# RECORD LIST
* * * * * * *

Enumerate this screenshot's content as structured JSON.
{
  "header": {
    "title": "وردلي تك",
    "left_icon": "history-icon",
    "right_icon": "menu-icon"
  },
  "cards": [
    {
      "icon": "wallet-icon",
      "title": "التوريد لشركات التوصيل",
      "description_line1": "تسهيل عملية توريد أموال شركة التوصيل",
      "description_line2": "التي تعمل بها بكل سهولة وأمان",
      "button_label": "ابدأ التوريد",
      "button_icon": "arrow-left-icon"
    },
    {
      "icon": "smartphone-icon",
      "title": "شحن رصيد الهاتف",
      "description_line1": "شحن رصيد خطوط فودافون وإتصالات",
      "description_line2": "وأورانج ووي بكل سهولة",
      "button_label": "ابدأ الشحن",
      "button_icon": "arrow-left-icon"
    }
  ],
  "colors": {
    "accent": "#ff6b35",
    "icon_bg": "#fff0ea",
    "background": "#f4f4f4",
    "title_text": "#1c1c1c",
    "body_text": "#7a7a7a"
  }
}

* * * * * * *

# REQUIRED WORK
Filter the data, keeping only the lines that contain "التوريد".

# FINISHED TASK
      "title": "التوريد لشركات التوصيل",
      "button_label": "ابدأ التوريد",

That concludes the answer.